Produce an exact copy of the lines from the line that contains "Transcribe the text in this document." to the end of the listing below.

━━━━━ INFORMATION SUPPLIED

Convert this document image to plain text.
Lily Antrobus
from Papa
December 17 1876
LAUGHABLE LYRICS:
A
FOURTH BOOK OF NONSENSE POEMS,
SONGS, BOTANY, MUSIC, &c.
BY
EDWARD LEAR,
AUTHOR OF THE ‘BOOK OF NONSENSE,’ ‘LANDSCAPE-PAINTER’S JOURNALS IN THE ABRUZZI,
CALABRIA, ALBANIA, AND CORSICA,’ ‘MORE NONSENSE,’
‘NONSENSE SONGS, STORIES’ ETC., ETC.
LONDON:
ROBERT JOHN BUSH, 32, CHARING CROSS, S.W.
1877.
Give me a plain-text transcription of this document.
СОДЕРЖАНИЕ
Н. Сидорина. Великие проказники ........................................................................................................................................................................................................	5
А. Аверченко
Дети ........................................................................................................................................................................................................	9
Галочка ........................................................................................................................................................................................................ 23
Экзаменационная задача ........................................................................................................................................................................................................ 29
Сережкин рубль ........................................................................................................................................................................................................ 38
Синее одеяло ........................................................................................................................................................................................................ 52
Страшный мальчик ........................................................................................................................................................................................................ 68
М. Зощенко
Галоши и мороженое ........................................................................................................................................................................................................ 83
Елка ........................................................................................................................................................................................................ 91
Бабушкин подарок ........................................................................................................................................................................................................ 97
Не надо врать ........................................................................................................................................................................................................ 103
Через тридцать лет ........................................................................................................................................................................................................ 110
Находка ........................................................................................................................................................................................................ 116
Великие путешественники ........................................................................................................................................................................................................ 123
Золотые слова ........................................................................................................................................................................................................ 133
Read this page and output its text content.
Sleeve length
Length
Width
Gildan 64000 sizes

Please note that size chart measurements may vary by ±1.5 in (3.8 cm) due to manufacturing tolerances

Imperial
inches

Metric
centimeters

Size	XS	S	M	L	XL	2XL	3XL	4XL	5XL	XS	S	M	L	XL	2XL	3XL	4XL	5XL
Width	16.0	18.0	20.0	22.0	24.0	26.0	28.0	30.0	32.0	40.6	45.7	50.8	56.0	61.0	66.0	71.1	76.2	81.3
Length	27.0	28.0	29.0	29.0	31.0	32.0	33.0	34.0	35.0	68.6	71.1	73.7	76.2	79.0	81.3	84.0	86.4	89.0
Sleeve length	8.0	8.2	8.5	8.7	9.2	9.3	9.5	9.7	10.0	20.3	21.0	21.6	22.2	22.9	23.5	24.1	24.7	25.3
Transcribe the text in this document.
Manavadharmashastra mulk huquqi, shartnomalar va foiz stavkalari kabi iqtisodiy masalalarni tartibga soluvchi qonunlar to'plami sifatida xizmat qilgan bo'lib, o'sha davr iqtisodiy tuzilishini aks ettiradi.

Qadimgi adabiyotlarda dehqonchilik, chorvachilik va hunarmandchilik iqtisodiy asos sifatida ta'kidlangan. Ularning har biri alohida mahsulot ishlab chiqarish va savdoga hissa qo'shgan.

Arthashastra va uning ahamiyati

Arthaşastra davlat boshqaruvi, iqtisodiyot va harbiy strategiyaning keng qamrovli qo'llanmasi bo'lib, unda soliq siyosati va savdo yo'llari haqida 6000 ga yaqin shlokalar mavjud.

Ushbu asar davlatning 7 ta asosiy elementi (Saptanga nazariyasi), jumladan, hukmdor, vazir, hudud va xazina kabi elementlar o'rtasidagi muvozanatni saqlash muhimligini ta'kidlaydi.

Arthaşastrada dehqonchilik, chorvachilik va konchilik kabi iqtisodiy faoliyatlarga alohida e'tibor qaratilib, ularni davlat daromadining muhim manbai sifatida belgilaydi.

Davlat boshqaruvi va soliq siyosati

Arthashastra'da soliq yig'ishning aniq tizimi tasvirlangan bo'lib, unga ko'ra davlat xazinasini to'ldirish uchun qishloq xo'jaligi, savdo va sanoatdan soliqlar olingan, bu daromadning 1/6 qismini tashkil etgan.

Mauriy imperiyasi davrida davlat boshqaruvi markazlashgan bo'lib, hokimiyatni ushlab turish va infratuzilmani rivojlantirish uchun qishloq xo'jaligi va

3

━━━━━━━━━━

- EXPECTED ANSWER
Transcribe the text in this document.
Manavadharmashastra mulk huquqi, shartnomalar va foiz stavkalari kabi iqtisodiy masalalarni tartibga soluvchi qonunlar to'plami sifatida xizmat qilgan bo'lib, o'sha davr iqtisodiy tuzilishini aks ettiradi.

Qadimgi adabiyotlarda dehqonchilik, chorvachilik va hunarmandchilik iqtisodiy asos sifatida ta'kidlangan. Ularning har biri alohida mahsulot ishlab chiqarish va savdoga hissa qo'shgan.

Arthashastra va uning ahamiyati

Arthaşastra davlat boshqaruvi, iqtisodiyot va harbiy strategiyaning keng qamrovli qo'llanmasi bo'lib, unda soliq siyosati va savdo yo'llari haqida 6000 ga yaqin shlokalar mavjud.

Ushbu asar davlatning 7 ta asosiy elementi (Saptanga nazariyasi), jumladan, hukmdor, vazir, hudud va xazina kabi elementlar o'rtasidagi muvozanatni saqlash muhimligini ta'kidlaydi.

Arthaşastrada dehqonchilik, chorvachilik va konchilik kabi iqtisodiy faoliyatlarga alohida e'tibor qaratilib, ularni davlat daromadining muhim manbai sifatida belgilaydi.

Davlat boshqaruvi va soliq siyosati

Arthashastra'da soliq yig'ishning aniq tizimi tasvirlangan bo'lib, unga ko'ra davlat xazinasini to'ldirish uchun qishloq xo'jaligi, savdo va sanoatdan soliqlar olingan, bu daromadning 1/6 qismini tashkil etgan.

Mauriy imperiyasi davrida davlat boshqaruvi markazlashgan bo'lib, hokimiyatni ushlab turish va infratuzilmani rivojlantirish uchun qishloq xo'jaligi va

3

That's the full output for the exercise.